» **ASSIGNMENT**
Copy out each entry precisely; no image belongs in the result.

» **MATERIAL SUPPLIED**
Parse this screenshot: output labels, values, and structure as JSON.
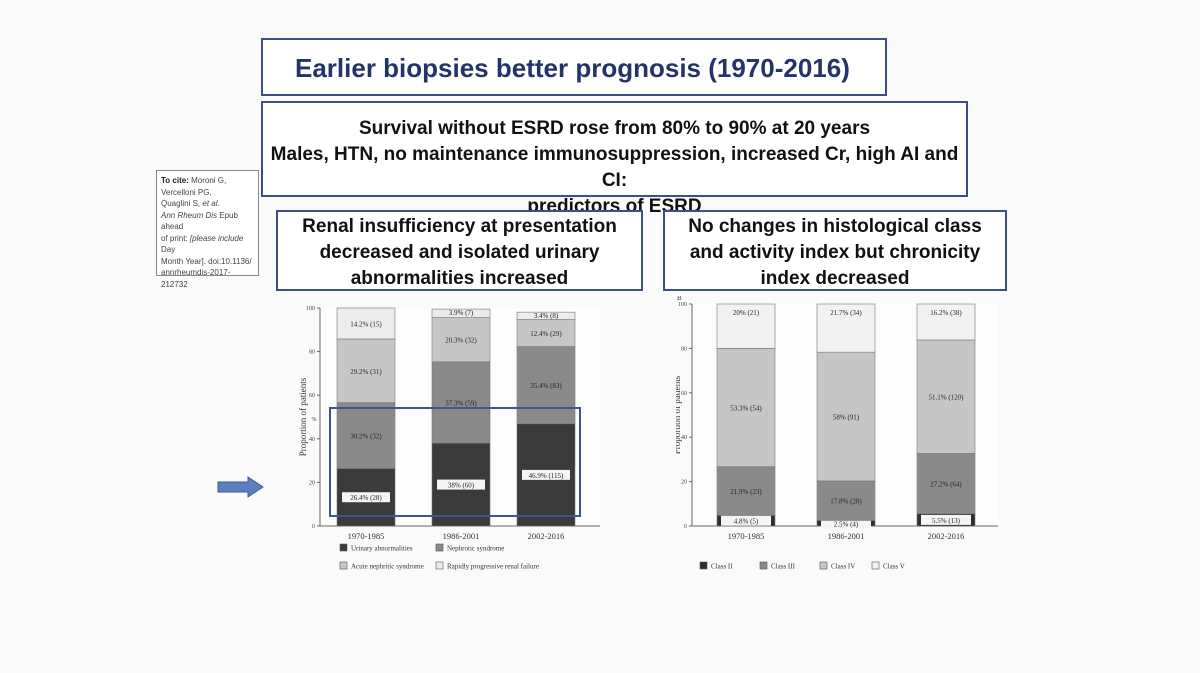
{
  "title": "Earlier biopsies better prognosis (1970-2016)",
  "summary": {
    "line1": "Survival without ESRD rose from  80% to 90% at 20 years",
    "line2": "Males, HTN, no maintenance immunosuppression, increased Cr, high AI and CI:",
    "line3": "predictors of ESRD"
  },
  "citation": {
    "label": "To cite:",
    "authors1": "Moroni G,",
    "authors2": "Vercelloni PG,",
    "authors3": "Quaglini S,",
    "etal": "et al.",
    "journal": "Ann Rheum Dis",
    "text1": "Epub ahead",
    "text2": "of print:",
    "text3": "[please include",
    "text4": "Day",
    "text5": "Month Year]. doi:10.1136/",
    "text6": "annrheumdis-2017-212732"
  },
  "renal_header": {
    "line1": "Renal insufficiency at presentation",
    "line2": "decreased and isolated urinary",
    "line3": "abnormalities increased"
  },
  "hist_header": {
    "line1": "No changes in histological class",
    "line2": "and activity index but  chronicity",
    "line3": "index decreased"
  },
  "chart_data": [
    {
      "type": "bar",
      "stacked": true,
      "ylabel": "Proportion of patients",
      "ylabel_sub": "%",
      "ylim": [
        0,
        100
      ],
      "yticks": [
        "0",
        "20",
        "40",
        "60",
        "80",
        "100"
      ],
      "categories": [
        "1970-1985",
        "1986-2001",
        "2002-2016"
      ],
      "series": [
        {
          "name": "Urinary abnormalities",
          "color": "#3a3a3a",
          "values": [
            26.4,
            38,
            46.9
          ],
          "labels": [
            "26.4% (28)",
            "38% (60)",
            "46.9% (115)"
          ]
        },
        {
          "name": "Nephrotic syndrome",
          "color": "#8a8a8a",
          "values": [
            30.2,
            37.3,
            35.4
          ],
          "labels": [
            "30.2% (32)",
            "37.3% (59)",
            "35.4% (83)"
          ]
        },
        {
          "name": "Acute nephritic syndrome",
          "color": "#c6c6c6",
          "values": [
            29.2,
            20.3,
            12.4
          ],
          "labels": [
            "29.2% (31)",
            "20.3% (32)",
            "12.4% (29)"
          ]
        },
        {
          "name": "Rapidly progressive renal failure",
          "color": "#ececec",
          "values": [
            14.2,
            3.9,
            3.4
          ],
          "labels": [
            "14.2% (15)",
            "3.9% (7)",
            "3.4% (8)"
          ]
        }
      ],
      "legend_position": "bottom"
    },
    {
      "type": "bar",
      "stacked": true,
      "panel_label": "B",
      "ylabel": "Proportion of patients",
      "ylim": [
        0,
        100
      ],
      "yticks": [
        "0",
        "20",
        "40",
        "60",
        "80",
        "100"
      ],
      "categories": [
        "1970-1985",
        "1986-2001",
        "2002-2016"
      ],
      "series": [
        {
          "name": "Class II",
          "color": "#2e2e2e",
          "values": [
            4.8,
            2.5,
            5.5
          ],
          "labels": [
            "4.8% (5)",
            "2.5% (4)",
            "5.5% (13)"
          ]
        },
        {
          "name": "Class III",
          "color": "#8a8a8a",
          "values": [
            21.9,
            17.8,
            27.2
          ],
          "labels": [
            "21.9% (23)",
            "17.8% (28)",
            "27.2% (64)"
          ]
        },
        {
          "name": "Class IV",
          "color": "#c6c6c6",
          "values": [
            53.3,
            58,
            51.1
          ],
          "labels": [
            "53.3% (54)",
            "58% (91)",
            "51.1% (120)"
          ]
        },
        {
          "name": "Class V",
          "color": "#f2f2f2",
          "values": [
            20,
            21.7,
            16.2
          ],
          "labels": [
            "20% (21)",
            "21.7% (34)",
            "16.2% (38)"
          ]
        }
      ],
      "legend_position": "bottom"
    }
  ]
}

» **THE ANSWER**
Parse this screenshot: output labels, values, and structure as JSON.
{
  "title": "Earlier biopsies better prognosis (1970-2016)",
  "summary": {
    "line1": "Survival without ESRD rose from  80% to 90% at 20 years",
    "line2": "Males, HTN, no maintenance immunosuppression, increased Cr, high AI and CI:",
    "line3": "predictors of ESRD"
  },
  "citation": {
    "label": "To cite:",
    "authors1": "Moroni G,",
    "authors2": "Vercelloni PG,",
    "authors3": "Quaglini S,",
    "etal": "et al.",
    "journal": "Ann Rheum Dis",
    "text1": "Epub ahead",
    "text2": "of print:",
    "text3": "[please include",
    "text4": "Day",
    "text5": "Month Year]. doi:10.1136/",
    "text6": "annrheumdis-2017-212732"
  },
  "renal_header": {
    "line1": "Renal insufficiency at presentation",
    "line2": "decreased and isolated urinary",
    "line3": "abnormalities increased"
  },
  "hist_header": {
    "line1": "No changes in histological class",
    "line2": "and activity index but  chronicity",
    "line3": "index decreased"
  },
  "chart_data": [
    {
      "type": "bar",
      "stacked": true,
      "ylabel": "Proportion of patients",
      "ylabel_sub": "%",
      "ylim": [
        0,
        100
      ],
      "yticks": [
        "0",
        "20",
        "40",
        "60",
        "80",
        "100"
      ],
      "categories": [
        "1970-1985",
        "1986-2001",
        "2002-2016"
      ],
      "series": [
        {
          "name": "Urinary abnormalities",
          "color": "#3a3a3a",
          "values": [
            26.4,
            38,
            46.9
          ],
          "labels": [
            "26.4% (28)",
            "38% (60)",
            "46.9% (115)"
          ]
        },
        {
          "name": "Nephrotic syndrome",
          "color": "#8a8a8a",
          "values": [
            30.2,
            37.3,
            35.4
          ],
          "labels": [
            "30.2% (32)",
            "37.3% (59)",
            "35.4% (83)"
          ]
        },
        {
          "name": "Acute nephritic syndrome",
          "color": "#c6c6c6",
          "values": [
            29.2,
            20.3,
            12.4
          ],
          "labels": [
            "29.2% (31)",
            "20.3% (32)",
            "12.4% (29)"
          ]
        },
        {
          "name": "Rapidly progressive renal failure",
          "color": "#ececec",
          "values": [
            14.2,
            3.9,
            3.4
          ],
          "labels": [
            "14.2% (15)",
            "3.9% (7)",
            "3.4% (8)"
          ]
        }
      ],
      "legend_position": "bottom"
    },
    {
      "type": "bar",
      "stacked": true,
      "panel_label": "B",
      "ylabel": "Proportion of patients",
      "ylim": [
        0,
        100
      ],
      "yticks": [
        "0",
        "20",
        "40",
        "60",
        "80",
        "100"
      ],
      "categories": [
        "1970-1985",
        "1986-2001",
        "2002-2016"
      ],
      "series": [
        {
          "name": "Class II",
          "color": "#2e2e2e",
          "values": [
            4.8,
            2.5,
            5.5
          ],
          "labels": [
            "4.8% (5)",
            "2.5% (4)",
            "5.5% (13)"
          ]
        },
        {
          "name": "Class III",
          "color": "#8a8a8a",
          "values": [
            21.9,
            17.8,
            27.2
          ],
          "labels": [
            "21.9% (23)",
            "17.8% (28)",
            "27.2% (64)"
          ]
        },
        {
          "name": "Class IV",
          "color": "#c6c6c6",
          "values": [
            53.3,
            58,
            51.1
          ],
          "labels": [
            "53.3% (54)",
            "58% (91)",
            "51.1% (120)"
          ]
        },
        {
          "name": "Class V",
          "color": "#f2f2f2",
          "values": [
            20,
            21.7,
            16.2
          ],
          "labels": [
            "20% (21)",
            "21.7% (34)",
            "16.2% (38)"
          ]
        }
      ],
      "legend_position": "bottom"
    }
  ]
}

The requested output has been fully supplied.